[Stored items from a collection]

━━━━━━━━━━━━━━━━━━━━━━━━━━━━━━

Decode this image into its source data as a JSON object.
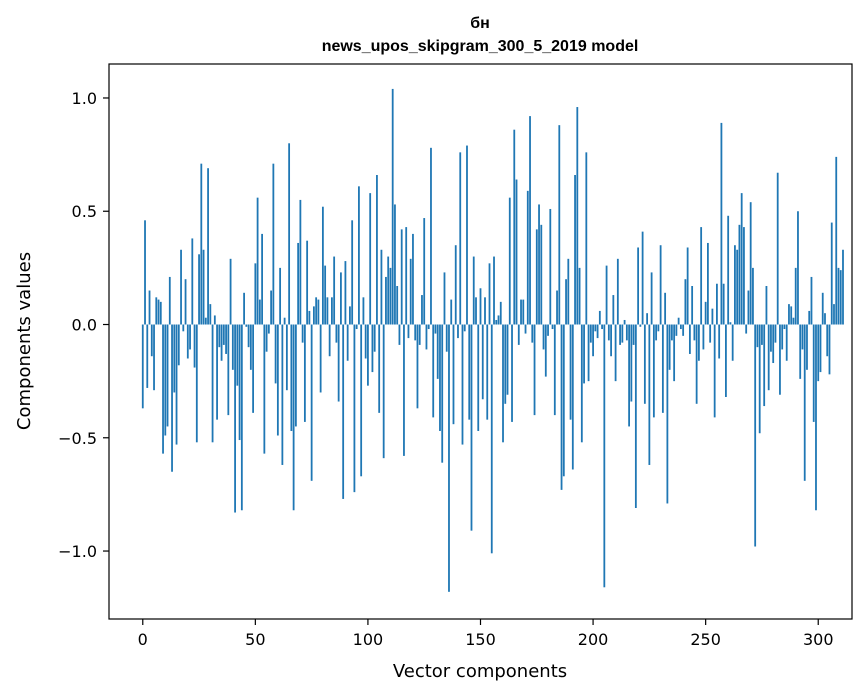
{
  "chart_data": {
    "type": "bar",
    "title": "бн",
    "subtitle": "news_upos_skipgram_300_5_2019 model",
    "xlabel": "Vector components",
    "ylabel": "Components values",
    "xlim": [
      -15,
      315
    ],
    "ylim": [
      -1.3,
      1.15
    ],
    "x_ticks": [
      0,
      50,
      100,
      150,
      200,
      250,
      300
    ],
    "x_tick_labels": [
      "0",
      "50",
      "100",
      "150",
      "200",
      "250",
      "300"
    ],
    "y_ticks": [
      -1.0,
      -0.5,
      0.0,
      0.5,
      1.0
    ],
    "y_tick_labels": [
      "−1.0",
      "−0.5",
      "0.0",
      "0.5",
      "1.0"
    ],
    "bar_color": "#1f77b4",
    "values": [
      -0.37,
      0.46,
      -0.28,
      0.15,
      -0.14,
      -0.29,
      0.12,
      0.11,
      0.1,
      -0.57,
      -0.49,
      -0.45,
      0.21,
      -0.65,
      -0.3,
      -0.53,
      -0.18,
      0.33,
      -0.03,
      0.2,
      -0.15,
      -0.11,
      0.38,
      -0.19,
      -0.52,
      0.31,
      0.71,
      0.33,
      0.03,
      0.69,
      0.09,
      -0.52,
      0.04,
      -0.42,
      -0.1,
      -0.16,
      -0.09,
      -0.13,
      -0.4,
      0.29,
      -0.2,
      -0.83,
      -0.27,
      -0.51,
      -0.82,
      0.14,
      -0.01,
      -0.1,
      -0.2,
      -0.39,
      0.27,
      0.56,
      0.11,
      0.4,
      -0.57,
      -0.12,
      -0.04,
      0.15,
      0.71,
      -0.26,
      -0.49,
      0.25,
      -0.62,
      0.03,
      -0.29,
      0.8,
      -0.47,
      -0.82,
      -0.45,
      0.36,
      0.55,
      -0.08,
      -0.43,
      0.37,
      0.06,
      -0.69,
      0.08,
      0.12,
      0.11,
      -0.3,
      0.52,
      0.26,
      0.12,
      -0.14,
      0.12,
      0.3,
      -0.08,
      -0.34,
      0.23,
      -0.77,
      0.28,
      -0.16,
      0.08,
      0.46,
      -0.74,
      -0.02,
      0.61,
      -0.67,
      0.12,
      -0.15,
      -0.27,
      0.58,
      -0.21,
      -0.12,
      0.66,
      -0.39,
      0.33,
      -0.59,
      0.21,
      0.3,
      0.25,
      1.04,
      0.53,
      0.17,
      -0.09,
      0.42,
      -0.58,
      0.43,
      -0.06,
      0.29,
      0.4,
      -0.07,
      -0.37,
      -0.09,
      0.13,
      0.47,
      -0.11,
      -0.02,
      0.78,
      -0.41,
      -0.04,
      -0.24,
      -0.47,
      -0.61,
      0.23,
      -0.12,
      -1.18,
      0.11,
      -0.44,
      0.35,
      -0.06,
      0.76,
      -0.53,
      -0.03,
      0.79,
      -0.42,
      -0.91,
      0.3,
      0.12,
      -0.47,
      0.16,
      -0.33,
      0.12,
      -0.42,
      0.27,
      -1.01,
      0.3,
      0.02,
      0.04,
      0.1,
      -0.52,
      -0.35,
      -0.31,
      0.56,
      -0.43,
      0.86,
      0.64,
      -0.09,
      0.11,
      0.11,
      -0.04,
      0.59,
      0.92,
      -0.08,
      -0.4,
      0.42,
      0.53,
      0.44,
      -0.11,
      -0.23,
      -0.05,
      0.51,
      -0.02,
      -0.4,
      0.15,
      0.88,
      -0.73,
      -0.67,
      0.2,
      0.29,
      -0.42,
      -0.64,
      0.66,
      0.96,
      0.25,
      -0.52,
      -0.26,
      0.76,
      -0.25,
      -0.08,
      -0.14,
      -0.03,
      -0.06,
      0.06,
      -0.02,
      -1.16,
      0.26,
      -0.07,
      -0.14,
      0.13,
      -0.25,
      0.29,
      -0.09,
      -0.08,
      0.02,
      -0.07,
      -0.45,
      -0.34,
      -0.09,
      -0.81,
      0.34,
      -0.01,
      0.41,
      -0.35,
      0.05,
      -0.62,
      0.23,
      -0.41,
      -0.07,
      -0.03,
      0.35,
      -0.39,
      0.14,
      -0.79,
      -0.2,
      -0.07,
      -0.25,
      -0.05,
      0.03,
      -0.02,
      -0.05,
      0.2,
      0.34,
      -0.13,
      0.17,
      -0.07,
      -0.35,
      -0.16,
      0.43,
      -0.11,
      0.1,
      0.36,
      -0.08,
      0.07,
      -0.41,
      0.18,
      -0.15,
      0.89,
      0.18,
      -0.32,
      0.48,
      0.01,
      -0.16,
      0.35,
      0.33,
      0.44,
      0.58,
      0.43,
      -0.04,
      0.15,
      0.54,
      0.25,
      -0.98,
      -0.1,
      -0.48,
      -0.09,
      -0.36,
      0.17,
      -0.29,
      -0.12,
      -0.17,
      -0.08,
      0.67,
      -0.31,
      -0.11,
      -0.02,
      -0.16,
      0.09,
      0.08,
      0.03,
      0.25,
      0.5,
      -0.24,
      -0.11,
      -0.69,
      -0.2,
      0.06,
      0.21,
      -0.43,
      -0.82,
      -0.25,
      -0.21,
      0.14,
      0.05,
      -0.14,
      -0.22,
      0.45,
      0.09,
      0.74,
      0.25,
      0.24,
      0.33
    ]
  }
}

━━━━━━━━━━━━━━━━━━━━━━━━━━━━━━

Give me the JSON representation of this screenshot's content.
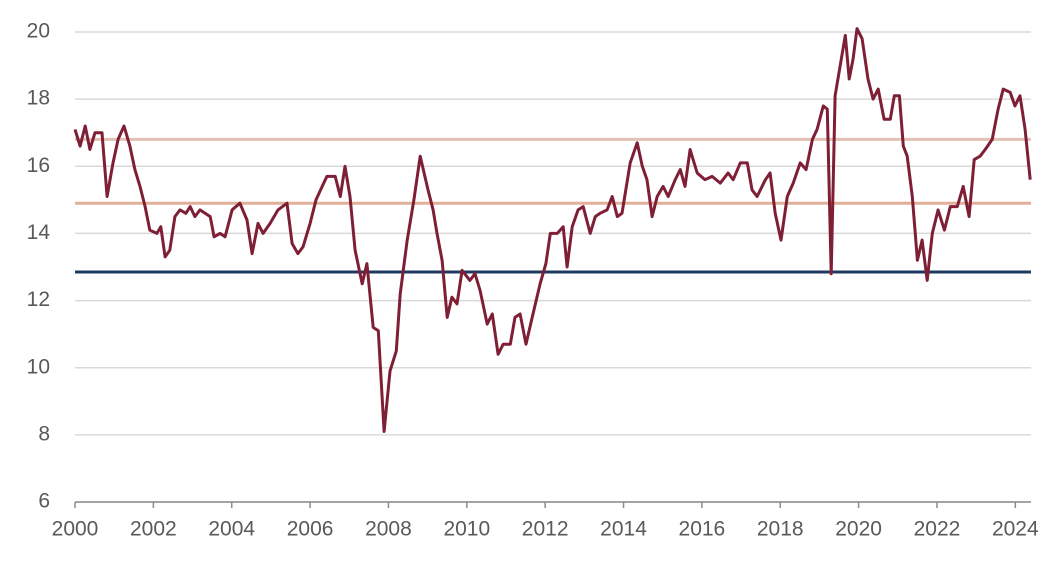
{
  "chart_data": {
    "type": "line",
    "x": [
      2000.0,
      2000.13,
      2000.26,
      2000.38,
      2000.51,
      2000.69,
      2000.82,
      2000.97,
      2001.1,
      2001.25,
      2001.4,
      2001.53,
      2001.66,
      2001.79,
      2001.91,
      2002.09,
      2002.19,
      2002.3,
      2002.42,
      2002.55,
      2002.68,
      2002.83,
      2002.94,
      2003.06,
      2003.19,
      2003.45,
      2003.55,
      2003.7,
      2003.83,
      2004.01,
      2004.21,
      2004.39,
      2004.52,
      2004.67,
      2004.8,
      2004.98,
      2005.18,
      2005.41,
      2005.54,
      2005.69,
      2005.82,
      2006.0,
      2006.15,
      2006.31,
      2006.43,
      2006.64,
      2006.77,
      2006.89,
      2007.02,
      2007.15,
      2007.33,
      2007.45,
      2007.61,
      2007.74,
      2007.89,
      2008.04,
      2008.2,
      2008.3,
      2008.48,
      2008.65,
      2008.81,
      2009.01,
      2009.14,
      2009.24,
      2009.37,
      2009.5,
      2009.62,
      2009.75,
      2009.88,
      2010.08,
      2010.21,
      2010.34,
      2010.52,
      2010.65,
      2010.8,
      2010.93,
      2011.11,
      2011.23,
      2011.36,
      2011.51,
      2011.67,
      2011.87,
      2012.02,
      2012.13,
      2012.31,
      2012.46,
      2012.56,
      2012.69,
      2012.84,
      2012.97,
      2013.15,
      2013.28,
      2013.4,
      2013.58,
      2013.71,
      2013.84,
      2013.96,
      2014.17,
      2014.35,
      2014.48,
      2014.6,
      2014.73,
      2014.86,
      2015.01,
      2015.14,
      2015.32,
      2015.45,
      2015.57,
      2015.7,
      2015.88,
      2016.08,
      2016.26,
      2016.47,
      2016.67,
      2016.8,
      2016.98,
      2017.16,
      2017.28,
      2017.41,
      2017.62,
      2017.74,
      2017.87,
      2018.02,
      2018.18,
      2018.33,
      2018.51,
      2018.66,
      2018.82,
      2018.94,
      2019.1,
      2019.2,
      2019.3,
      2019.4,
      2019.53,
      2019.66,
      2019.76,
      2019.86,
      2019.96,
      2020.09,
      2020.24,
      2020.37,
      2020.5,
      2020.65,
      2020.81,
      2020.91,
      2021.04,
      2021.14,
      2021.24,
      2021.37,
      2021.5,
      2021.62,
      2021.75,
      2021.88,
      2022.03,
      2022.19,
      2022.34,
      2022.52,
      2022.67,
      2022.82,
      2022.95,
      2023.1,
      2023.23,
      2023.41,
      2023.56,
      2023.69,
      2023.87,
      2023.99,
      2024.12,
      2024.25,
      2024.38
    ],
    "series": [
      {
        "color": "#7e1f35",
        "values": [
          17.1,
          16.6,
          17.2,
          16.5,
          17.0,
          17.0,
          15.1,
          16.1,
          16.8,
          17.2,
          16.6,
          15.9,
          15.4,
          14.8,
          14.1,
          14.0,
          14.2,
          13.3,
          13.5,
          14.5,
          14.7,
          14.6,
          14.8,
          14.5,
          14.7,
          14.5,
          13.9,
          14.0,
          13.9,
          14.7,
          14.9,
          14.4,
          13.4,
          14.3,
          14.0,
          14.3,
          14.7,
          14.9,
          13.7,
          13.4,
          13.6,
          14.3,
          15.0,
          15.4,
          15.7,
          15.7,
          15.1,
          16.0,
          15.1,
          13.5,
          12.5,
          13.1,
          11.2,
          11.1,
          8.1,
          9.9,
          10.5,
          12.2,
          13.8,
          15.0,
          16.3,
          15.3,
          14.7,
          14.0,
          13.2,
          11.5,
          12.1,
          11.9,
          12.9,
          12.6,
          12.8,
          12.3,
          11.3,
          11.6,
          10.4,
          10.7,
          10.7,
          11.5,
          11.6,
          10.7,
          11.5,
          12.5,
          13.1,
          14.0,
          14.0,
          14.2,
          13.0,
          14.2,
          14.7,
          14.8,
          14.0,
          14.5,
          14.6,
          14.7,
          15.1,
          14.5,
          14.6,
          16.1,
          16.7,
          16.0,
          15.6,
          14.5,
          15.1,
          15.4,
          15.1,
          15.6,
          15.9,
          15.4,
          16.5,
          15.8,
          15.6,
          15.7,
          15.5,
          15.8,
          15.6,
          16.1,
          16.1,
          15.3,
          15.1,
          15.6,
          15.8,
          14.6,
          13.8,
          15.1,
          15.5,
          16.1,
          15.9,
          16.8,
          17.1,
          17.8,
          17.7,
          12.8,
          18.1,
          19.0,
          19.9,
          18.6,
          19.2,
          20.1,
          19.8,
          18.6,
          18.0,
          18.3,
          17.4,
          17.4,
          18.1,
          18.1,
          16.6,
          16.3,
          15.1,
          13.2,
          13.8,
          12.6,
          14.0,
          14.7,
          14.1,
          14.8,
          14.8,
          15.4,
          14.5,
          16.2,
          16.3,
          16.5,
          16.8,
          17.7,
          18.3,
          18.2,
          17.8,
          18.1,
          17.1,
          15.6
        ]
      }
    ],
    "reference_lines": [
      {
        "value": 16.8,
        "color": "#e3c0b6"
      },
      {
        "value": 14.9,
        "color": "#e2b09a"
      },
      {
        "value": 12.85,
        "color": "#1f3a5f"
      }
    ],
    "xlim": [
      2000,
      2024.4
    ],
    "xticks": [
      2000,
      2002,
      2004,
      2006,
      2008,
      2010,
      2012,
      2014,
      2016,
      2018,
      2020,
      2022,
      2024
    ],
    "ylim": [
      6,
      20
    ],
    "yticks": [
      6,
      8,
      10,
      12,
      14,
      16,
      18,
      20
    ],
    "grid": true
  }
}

━━━━━━━━━━━━━━━━━━━━━━━━━━━━━━

__AIM OF THE EXERCISE__
Above are several records. Count the lines among them that contain "JSON" and give only the total.

__ANSWER TO THIS PROBLEM__
2